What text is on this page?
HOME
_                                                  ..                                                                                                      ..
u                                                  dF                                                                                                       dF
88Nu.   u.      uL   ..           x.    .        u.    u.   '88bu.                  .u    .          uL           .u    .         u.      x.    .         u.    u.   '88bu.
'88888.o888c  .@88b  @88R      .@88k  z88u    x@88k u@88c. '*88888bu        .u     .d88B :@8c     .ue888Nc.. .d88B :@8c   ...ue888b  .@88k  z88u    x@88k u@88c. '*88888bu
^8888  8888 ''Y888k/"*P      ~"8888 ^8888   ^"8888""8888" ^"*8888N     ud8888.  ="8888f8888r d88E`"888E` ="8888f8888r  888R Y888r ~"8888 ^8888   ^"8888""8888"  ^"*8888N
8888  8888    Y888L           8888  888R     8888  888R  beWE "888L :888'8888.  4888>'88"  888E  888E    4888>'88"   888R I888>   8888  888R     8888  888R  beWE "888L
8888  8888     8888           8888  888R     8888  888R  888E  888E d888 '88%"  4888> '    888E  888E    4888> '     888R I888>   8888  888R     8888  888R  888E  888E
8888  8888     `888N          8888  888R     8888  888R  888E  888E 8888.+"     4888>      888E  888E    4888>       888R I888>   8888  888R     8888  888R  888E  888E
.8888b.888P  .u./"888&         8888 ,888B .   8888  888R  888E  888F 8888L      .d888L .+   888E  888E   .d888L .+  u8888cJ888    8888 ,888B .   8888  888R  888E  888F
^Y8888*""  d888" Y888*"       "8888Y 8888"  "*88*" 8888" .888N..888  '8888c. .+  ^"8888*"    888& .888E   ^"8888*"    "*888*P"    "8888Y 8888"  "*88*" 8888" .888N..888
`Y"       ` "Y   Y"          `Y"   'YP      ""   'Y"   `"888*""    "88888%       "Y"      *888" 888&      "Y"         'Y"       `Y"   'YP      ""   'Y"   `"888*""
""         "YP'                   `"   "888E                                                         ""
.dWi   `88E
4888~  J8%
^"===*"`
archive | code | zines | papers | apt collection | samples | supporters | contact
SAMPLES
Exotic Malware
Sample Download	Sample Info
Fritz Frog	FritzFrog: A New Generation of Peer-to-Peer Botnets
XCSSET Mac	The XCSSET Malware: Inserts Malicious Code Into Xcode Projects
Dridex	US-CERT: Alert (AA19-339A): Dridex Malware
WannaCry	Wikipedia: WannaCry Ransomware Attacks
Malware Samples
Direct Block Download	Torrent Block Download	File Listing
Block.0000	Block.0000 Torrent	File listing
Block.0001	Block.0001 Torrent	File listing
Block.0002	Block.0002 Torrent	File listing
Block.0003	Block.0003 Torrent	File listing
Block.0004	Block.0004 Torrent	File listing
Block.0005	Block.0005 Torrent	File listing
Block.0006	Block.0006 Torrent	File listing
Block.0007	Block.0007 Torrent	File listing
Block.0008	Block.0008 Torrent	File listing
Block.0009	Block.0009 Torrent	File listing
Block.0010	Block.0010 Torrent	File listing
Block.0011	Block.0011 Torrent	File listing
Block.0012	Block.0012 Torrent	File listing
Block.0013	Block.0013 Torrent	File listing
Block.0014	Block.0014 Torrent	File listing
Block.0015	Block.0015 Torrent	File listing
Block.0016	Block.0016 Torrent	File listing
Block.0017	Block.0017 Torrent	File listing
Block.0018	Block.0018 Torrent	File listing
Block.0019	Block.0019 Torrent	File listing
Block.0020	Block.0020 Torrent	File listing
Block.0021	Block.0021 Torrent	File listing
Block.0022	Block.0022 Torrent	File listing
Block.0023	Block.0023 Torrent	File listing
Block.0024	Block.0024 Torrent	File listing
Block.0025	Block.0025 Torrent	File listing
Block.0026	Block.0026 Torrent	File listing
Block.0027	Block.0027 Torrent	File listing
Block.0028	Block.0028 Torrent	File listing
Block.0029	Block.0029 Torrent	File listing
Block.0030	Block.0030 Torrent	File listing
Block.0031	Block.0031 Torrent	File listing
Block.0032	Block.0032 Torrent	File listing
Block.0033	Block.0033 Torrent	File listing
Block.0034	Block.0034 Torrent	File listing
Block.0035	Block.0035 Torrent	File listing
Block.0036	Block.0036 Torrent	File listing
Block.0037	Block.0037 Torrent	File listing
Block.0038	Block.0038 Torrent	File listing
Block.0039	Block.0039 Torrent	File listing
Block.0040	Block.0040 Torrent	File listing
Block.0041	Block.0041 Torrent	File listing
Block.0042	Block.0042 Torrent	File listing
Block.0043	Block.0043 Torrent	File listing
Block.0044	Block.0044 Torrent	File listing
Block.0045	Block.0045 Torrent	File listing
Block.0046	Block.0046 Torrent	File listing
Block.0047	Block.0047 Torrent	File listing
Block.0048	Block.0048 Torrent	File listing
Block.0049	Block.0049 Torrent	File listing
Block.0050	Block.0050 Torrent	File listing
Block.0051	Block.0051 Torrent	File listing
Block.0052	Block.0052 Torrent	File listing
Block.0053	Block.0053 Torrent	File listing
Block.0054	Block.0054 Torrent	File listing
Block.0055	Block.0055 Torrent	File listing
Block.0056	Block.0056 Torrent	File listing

SHORT EXERCISE = Set down the listing above in full, please, exactly as it appears.

PROBLEM SOLUTION =
What text is on this page?
HOME
_                                                  ..                                                                                                      ..
u                                                  dF                                                                                                       dF
88Nu.   u.      uL   ..           x.    .        u.    u.   '88bu.                  .u    .          uL           .u    .         u.      x.    .         u.    u.   '88bu.
'88888.o888c  .@88b  @88R      .@88k  z88u    x@88k u@88c. '*88888bu        .u     .d88B :@8c     .ue888Nc.. .d88B :@8c   ...ue888b  .@88k  z88u    x@88k u@88c. '*88888bu
^8888  8888 ''Y888k/"*P      ~"8888 ^8888   ^"8888""8888" ^"*8888N     ud8888.  ="8888f8888r d88E`"888E` ="8888f8888r  888R Y888r ~"8888 ^8888   ^"8888""8888"  ^"*8888N
8888  8888    Y888L           8888  888R     8888  888R  beWE "888L :888'8888.  4888>'88"  888E  888E    4888>'88"   888R I888>   8888  888R     8888  888R  beWE "888L
8888  8888     8888           8888  888R     8888  888R  888E  888E d888 '88%"  4888> '    888E  888E    4888> '     888R I888>   8888  888R     8888  888R  888E  888E
8888  8888     `888N          8888  888R     8888  888R  888E  888E 8888.+"     4888>      888E  888E    4888>       888R I888>   8888  888R     8888  888R  888E  888E
.8888b.888P  .u./"888&         8888 ,888B .   8888  888R  888E  888F 8888L      .d888L .+   888E  888E   .d888L .+  u8888cJ888    8888 ,888B .   8888  888R  888E  888F
^Y8888*""  d888" Y888*"       "8888Y 8888"  "*88*" 8888" .888N..888  '8888c. .+  ^"8888*"    888& .888E   ^"8888*"    "*888*P"    "8888Y 8888"  "*88*" 8888" .888N..888
`Y"       ` "Y   Y"          `Y"   'YP      ""   'Y"   `"888*""    "88888%       "Y"      *888" 888&      "Y"         'Y"       `Y"   'YP      ""   'Y"   `"888*""
""         "YP'                   `"   "888E                                                         ""
.dWi   `88E
4888~  J8%
^"===*"`
archive | code | zines | papers | apt collection | samples | supporters | contact
SAMPLES
Exotic Malware
Sample Download	Sample Info
Fritz Frog	FritzFrog: A New Generation of Peer-to-Peer Botnets
XCSSET Mac	The XCSSET Malware: Inserts Malicious Code Into Xcode Projects
Dridex	US-CERT: Alert (AA19-339A): Dridex Malware
WannaCry	Wikipedia: WannaCry Ransomware Attacks
Malware Samples
Direct Block Download	Torrent Block Download	File Listing
Block.0000	Block.0000 Torrent	File listing
Block.0001	Block.0001 Torrent	File listing
Block.0002	Block.0002 Torrent	File listing
Block.0003	Block.0003 Torrent	File listing
Block.0004	Block.0004 Torrent	File listing
Block.0005	Block.0005 Torrent	File listing
Block.0006	Block.0006 Torrent	File listing
Block.0007	Block.0007 Torrent	File listing
Block.0008	Block.0008 Torrent	File listing
Block.0009	Block.0009 Torrent	File listing
Block.0010	Block.0010 Torrent	File listing
Block.0011	Block.0011 Torrent	File listing
Block.0012	Block.0012 Torrent	File listing
Block.0013	Block.0013 Torrent	File listing
Block.0014	Block.0014 Torrent	File listing
Block.0015	Block.0015 Torrent	File listing
Block.0016	Block.0016 Torrent	File listing
Block.0017	Block.0017 Torrent	File listing
Block.0018	Block.0018 Torrent	File listing
Block.0019	Block.0019 Torrent	File listing
Block.0020	Block.0020 Torrent	File listing
Block.0021	Block.0021 Torrent	File listing
Block.0022	Block.0022 Torrent	File listing
Block.0023	Block.0023 Torrent	File listing
Block.0024	Block.0024 Torrent	File listing
Block.0025	Block.0025 Torrent	File listing
Block.0026	Block.0026 Torrent	File listing
Block.0027	Block.0027 Torrent	File listing
Block.0028	Block.0028 Torrent	File listing
Block.0029	Block.0029 Torrent	File listing
Block.0030	Block.0030 Torrent	File listing
Block.0031	Block.0031 Torrent	File listing
Block.0032	Block.0032 Torrent	File listing
Block.0033	Block.0033 Torrent	File listing
Block.0034	Block.0034 Torrent	File listing
Block.0035	Block.0035 Torrent	File listing
Block.0036	Block.0036 Torrent	File listing
Block.0037	Block.0037 Torrent	File listing
Block.0038	Block.0038 Torrent	File listing
Block.0039	Block.0039 Torrent	File listing
Block.0040	Block.0040 Torrent	File listing
Block.0041	Block.0041 Torrent	File listing
Block.0042	Block.0042 Torrent	File listing
Block.0043	Block.0043 Torrent	File listing
Block.0044	Block.0044 Torrent	File listing
Block.0045	Block.0045 Torrent	File listing
Block.0046	Block.0046 Torrent	File listing
Block.0047	Block.0047 Torrent	File listing
Block.0048	Block.0048 Torrent	File listing
Block.0049	Block.0049 Torrent	File listing
Block.0050	Block.0050 Torrent	File listing
Block.0051	Block.0051 Torrent	File listing
Block.0052	Block.0052 Torrent	File listing
Block.0053	Block.0053 Torrent	File listing
Block.0054	Block.0054 Torrent	File listing
Block.0055	Block.0055 Torrent	File listing
Block.0056	Block.0056 Torrent	File listing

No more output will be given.